Saved entries:
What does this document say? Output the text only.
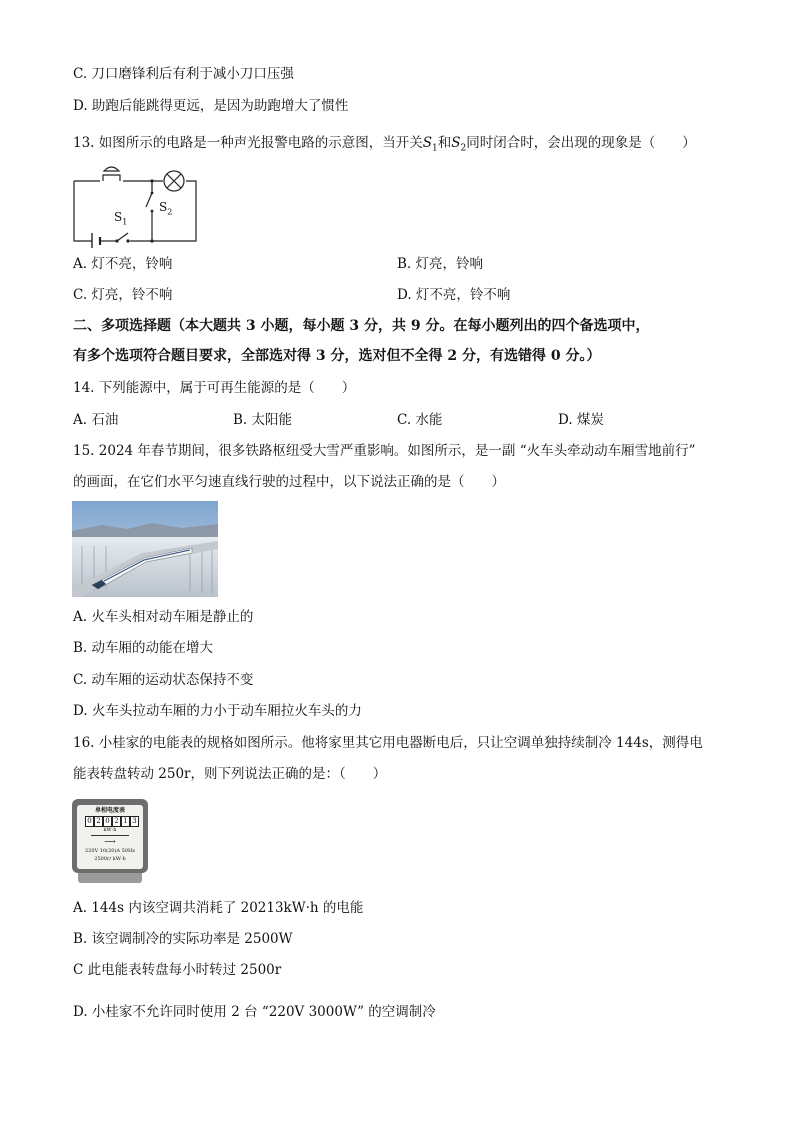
C. 刀口磨锋利后有利于减小刀口压强
D. 助跑后能跳得更远，是因为助跑增大了惯性
13. 如图所示的电路是一种声光报警电路的示意图，当开关$S_1$和$S_2$同时闭合时，会出现的现象是（　　）
$S_1$
$S_2$
A. 灯不亮，铃响	B. 灯亮，铃响
C. 灯亮，铃不响	D. 灯不亮，铃不响
二、多项选择题（本大题共 3 小题，每小题 3 分，共 9 分。在每小题列出的四个备选项中，
有多个选项符合题目要求，全部选对得 3 分，选对但不全得 2 分，有选错得 0 分。）
14. 下列能源中，属于可再生能源的是（　　）
A. 石油	B. 太阳能	C. 水能	D. 煤炭
15. 2024 年春节期间，很多铁路枢纽受大雪严重影响。如图所示，是一副 “火车头牵动动车厢雪地前行”
的画面，在它们水平匀速直线行驶的过程中，以下说法正确的是（　　）
A. 火车头相对动车厢是静止的
B. 动车厢的动能在增大
C. 动车厢的运动状态保持不变
D. 火车头拉动车厢的力小于动车厢拉火车头的力
16. 小桂家的电能表的规格如图所示。他将家里其它用电器断电后，只让空调单独持续制冷 144s，测得电
能表转盘转动 250r，则下列说法正确的是：（　　）
单相电度表
0 2 0 2 1 3
kW·h
⟶
220V 10(20)A 50Hz
2500r/ kW·h
A. 144s 内该空调共消耗了 20213kW·h 的电能
B. 该空调制冷的实际功率是 2500W
C 此电能表转盘每小时转过 2500r
D. 小桂家不允许同时使用 2 台 “220V 3000W” 的空调制冷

## Aim of the exercise
Repeat the material exactly as it reads, without any of its pictures.

## Exercise output
What does this document say? Output the text only.
C. 刀口磨锋利后有利于减小刀口压强
D. 助跑后能跳得更远，是因为助跑增大了惯性
13. 如图所示的电路是一种声光报警电路的示意图，当开关$S_1$和$S_2$同时闭合时，会出现的现象是（　　）
$S_1$
$S_2$
A. 灯不亮，铃响	B. 灯亮，铃响
C. 灯亮，铃不响	D. 灯不亮，铃不响
二、多项选择题（本大题共 3 小题，每小题 3 分，共 9 分。在每小题列出的四个备选项中，
有多个选项符合题目要求，全部选对得 3 分，选对但不全得 2 分，有选错得 0 分。）
14. 下列能源中，属于可再生能源的是（　　）
A. 石油	B. 太阳能	C. 水能	D. 煤炭
15. 2024 年春节期间，很多铁路枢纽受大雪严重影响。如图所示，是一副 “火车头牵动动车厢雪地前行”
的画面，在它们水平匀速直线行驶的过程中，以下说法正确的是（　　）
A. 火车头相对动车厢是静止的
B. 动车厢的动能在增大
C. 动车厢的运动状态保持不变
D. 火车头拉动车厢的力小于动车厢拉火车头的力
16. 小桂家的电能表的规格如图所示。他将家里其它用电器断电后，只让空调单独持续制冷 144s，测得电
能表转盘转动 250r，则下列说法正确的是：（　　）
单相电度表
0 2 0 2 1 3
kW·h
⟶
220V 10(20)A 50Hz
2500r/ kW·h
A. 144s 内该空调共消耗了 20213kW·h 的电能
B. 该空调制冷的实际功率是 2500W
C 此电能表转盘每小时转过 2500r
D. 小桂家不允许同时使用 2 台 “220V 3000W” 的空调制冷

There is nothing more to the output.